Source material
════════════════

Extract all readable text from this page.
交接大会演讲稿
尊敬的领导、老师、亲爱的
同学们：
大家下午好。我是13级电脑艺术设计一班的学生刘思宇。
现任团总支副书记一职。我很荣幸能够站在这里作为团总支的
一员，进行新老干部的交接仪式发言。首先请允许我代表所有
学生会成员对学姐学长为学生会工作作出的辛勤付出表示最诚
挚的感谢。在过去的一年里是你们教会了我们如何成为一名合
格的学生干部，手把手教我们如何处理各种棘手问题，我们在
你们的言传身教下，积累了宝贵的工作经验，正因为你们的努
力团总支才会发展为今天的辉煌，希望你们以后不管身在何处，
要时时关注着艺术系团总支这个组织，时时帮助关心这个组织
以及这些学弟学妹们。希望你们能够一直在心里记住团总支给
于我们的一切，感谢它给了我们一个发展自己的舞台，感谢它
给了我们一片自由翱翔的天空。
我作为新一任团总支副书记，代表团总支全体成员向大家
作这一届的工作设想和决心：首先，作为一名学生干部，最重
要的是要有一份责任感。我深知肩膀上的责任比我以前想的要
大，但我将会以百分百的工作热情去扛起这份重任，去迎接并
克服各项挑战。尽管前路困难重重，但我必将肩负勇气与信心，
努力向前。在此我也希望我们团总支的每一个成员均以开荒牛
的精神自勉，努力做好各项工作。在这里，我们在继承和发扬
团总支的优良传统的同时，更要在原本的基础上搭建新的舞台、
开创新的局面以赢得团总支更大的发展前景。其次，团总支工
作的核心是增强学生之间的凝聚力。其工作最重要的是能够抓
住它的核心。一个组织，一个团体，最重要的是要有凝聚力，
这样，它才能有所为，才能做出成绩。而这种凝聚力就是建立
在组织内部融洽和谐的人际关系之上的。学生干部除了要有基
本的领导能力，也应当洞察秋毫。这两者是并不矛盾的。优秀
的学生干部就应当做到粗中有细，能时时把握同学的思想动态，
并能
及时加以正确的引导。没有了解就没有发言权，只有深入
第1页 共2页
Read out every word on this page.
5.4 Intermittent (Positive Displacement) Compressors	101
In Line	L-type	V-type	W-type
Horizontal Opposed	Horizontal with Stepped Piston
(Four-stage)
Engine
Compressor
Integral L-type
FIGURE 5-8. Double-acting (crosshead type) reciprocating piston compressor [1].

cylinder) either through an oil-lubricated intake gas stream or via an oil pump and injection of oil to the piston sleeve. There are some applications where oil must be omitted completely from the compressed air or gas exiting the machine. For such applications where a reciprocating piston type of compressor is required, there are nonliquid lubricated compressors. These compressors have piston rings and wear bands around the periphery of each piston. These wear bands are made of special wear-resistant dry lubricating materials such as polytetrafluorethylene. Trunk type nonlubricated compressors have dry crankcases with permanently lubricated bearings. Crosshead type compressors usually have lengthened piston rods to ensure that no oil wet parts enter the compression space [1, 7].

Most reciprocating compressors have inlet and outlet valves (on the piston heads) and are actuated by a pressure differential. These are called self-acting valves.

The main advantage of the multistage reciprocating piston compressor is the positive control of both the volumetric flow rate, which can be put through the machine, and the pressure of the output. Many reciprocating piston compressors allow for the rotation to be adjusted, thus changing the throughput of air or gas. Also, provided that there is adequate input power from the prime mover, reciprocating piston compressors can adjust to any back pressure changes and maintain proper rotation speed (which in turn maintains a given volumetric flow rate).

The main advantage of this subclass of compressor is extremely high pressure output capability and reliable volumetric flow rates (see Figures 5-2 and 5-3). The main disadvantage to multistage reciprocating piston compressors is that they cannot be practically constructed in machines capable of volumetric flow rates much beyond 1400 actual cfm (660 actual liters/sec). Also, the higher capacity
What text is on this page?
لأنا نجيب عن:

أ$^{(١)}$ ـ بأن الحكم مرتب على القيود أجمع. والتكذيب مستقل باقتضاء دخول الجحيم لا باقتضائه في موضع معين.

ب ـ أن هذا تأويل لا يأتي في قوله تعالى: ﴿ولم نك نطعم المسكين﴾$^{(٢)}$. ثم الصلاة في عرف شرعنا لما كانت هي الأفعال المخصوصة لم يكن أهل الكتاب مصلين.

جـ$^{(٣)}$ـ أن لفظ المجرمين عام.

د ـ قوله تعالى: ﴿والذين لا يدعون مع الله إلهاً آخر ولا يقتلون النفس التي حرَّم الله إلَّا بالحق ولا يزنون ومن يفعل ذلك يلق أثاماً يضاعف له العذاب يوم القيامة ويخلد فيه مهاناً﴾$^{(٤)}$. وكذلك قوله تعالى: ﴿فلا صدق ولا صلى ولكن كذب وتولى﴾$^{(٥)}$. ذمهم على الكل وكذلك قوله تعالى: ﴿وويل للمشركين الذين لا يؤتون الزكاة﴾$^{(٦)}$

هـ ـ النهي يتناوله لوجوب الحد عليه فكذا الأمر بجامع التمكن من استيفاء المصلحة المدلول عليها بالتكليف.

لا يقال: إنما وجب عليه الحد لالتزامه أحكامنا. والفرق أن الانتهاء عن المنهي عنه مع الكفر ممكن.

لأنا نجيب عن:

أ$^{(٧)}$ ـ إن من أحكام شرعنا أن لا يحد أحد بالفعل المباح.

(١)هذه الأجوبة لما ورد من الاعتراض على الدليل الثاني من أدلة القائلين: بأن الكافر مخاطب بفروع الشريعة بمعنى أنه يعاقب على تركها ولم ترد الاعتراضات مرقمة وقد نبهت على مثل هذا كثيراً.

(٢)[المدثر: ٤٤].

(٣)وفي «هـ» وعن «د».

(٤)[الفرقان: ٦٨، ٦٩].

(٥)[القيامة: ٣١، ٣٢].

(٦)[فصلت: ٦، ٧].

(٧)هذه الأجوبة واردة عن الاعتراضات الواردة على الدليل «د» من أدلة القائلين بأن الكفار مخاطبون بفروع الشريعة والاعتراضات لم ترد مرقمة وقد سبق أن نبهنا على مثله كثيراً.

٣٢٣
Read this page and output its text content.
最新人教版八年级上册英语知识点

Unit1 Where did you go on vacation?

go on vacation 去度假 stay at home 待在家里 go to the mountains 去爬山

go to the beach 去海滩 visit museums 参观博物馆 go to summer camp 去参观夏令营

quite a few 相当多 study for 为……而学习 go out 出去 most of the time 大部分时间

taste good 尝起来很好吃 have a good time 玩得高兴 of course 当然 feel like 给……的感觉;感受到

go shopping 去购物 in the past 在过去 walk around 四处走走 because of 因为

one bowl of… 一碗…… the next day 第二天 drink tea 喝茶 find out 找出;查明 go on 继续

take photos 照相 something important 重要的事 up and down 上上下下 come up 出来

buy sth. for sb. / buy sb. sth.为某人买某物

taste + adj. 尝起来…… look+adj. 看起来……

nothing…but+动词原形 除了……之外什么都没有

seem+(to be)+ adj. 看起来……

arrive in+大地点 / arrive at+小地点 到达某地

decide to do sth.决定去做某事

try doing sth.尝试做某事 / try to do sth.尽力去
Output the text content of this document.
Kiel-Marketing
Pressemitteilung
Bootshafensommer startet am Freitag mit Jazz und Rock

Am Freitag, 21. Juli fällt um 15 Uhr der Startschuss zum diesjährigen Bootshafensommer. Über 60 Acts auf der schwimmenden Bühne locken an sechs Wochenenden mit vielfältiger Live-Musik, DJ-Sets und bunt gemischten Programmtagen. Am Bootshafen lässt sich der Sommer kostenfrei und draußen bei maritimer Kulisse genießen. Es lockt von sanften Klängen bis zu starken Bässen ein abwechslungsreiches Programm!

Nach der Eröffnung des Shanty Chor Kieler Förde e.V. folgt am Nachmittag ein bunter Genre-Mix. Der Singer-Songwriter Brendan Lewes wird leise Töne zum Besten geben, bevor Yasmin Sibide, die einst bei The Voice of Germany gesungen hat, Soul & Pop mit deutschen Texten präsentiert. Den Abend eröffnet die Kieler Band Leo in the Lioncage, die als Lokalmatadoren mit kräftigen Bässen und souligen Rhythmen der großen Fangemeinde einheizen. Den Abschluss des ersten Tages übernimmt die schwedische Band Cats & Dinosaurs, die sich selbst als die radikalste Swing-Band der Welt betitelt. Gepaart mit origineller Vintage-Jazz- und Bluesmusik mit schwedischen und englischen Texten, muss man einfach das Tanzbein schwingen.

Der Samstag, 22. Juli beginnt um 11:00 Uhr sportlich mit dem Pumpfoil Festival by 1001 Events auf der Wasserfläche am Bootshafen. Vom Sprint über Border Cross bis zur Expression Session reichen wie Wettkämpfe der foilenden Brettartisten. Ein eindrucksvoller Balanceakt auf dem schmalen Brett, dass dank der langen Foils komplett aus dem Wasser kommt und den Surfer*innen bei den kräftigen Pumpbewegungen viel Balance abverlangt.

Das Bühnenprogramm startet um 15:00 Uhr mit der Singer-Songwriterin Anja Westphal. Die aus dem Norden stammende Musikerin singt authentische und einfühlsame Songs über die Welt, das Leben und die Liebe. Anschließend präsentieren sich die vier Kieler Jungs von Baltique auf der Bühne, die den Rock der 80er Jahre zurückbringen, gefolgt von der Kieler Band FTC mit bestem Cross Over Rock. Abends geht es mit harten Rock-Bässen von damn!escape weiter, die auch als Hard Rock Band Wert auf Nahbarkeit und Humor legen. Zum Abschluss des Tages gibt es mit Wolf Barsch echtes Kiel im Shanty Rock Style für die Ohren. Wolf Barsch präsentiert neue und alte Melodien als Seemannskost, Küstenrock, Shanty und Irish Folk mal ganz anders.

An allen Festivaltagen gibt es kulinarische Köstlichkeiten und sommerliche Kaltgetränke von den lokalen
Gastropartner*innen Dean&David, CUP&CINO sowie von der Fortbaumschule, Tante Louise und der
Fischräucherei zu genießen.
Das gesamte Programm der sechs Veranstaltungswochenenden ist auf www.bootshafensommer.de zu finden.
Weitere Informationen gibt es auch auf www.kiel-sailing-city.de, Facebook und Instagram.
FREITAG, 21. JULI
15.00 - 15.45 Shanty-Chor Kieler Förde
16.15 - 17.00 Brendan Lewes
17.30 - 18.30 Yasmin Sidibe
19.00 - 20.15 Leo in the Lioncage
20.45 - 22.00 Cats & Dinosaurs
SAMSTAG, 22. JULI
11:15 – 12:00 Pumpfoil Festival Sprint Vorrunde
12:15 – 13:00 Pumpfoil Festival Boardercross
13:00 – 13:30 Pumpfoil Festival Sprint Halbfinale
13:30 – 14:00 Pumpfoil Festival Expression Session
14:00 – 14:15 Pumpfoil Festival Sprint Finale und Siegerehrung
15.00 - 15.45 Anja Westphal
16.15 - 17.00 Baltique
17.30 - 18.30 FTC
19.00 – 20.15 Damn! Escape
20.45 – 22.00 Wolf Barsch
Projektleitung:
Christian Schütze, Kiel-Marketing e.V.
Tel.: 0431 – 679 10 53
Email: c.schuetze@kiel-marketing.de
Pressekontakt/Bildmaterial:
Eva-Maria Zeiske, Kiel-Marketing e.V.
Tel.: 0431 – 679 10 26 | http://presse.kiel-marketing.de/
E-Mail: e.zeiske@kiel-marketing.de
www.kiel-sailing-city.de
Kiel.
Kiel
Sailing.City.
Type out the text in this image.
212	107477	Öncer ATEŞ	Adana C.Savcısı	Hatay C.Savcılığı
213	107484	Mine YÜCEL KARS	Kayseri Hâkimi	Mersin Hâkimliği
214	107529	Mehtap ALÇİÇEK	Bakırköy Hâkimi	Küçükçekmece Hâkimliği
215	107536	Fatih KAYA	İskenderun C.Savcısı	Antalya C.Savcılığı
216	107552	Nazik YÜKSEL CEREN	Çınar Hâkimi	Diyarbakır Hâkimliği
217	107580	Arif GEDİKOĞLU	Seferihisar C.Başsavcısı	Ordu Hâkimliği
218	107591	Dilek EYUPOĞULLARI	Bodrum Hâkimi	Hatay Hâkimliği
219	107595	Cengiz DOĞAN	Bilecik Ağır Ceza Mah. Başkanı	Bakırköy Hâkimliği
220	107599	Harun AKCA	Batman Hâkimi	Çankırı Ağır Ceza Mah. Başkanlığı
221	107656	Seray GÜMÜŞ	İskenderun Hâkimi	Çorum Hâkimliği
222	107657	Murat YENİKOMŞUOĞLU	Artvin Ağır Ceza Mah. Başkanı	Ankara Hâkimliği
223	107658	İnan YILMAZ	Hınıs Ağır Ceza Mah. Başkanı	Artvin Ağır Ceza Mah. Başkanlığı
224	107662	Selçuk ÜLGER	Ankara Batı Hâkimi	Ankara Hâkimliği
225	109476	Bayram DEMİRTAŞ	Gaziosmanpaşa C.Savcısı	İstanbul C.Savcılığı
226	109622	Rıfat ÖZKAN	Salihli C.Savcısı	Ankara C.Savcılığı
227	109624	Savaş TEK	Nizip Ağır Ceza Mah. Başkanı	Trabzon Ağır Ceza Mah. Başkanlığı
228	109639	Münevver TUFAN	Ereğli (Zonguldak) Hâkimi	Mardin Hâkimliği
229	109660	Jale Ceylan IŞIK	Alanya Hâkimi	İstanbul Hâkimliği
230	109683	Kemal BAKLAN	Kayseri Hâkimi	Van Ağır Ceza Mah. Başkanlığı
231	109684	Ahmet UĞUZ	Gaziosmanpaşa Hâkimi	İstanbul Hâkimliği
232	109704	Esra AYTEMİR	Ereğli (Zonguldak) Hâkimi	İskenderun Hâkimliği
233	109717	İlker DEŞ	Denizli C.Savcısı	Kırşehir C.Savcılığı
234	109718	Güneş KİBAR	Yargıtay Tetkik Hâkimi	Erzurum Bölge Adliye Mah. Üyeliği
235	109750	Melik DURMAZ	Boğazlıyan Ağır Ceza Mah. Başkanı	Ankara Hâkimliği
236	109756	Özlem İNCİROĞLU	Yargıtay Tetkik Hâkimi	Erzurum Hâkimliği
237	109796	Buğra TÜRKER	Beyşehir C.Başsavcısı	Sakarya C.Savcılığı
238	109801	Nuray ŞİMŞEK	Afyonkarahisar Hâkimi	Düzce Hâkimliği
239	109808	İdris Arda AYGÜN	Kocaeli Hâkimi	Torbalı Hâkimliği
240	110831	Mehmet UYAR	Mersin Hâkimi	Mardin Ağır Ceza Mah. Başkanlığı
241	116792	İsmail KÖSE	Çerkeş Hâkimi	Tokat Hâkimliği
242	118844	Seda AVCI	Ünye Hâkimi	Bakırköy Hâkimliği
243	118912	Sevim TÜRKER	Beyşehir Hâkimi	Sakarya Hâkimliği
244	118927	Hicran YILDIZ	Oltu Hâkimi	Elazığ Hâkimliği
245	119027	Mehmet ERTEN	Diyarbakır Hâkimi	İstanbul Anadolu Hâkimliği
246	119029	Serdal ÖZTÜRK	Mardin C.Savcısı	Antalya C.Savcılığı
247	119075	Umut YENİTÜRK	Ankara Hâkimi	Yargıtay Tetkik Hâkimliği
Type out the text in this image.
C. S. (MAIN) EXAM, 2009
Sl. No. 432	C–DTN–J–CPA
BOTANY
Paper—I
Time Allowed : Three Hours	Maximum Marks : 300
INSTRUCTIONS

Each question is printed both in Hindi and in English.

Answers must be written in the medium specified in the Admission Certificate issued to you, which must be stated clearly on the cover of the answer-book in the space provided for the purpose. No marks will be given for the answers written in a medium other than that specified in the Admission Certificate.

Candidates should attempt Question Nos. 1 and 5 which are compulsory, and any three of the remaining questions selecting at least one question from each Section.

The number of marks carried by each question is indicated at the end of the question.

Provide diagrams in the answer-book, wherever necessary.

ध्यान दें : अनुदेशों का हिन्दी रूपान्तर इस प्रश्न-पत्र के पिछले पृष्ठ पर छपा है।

════════════════

Set exercise
Your task is to collect every line above that contains the word "Brendan".

Task solution
Nach der Eröffnung des Shanty Chor Kieler Förde e.V. folgt am Nachmittag ein bunter Genre-Mix. Der Singer-Songwriter Brendan Lewes wird leise Töne zum Besten geben, bevor Yasmin Sibide, die einst bei The Voice of Germany gesungen hat, Soul & Pop mit deutschen Texten präsentiert. Den Abend eröffnet die Kieler Band Leo in the Lioncage, die als Lokalmatadoren mit kräftigen Bässen und souligen Rhythmen der großen Fangemeinde einheizen. Den Abschluss des ersten Tages übernimmt die schwedische Band Cats & Dinosaurs, die sich selbst als die radikalste Swing-Band der Welt betitelt. Gepaart mit origineller Vintage-Jazz- und Bluesmusik mit schwedischen und englischen Texten, muss man einfach das Tanzbein schwingen.
16.15 - 17.00 Brendan Lewes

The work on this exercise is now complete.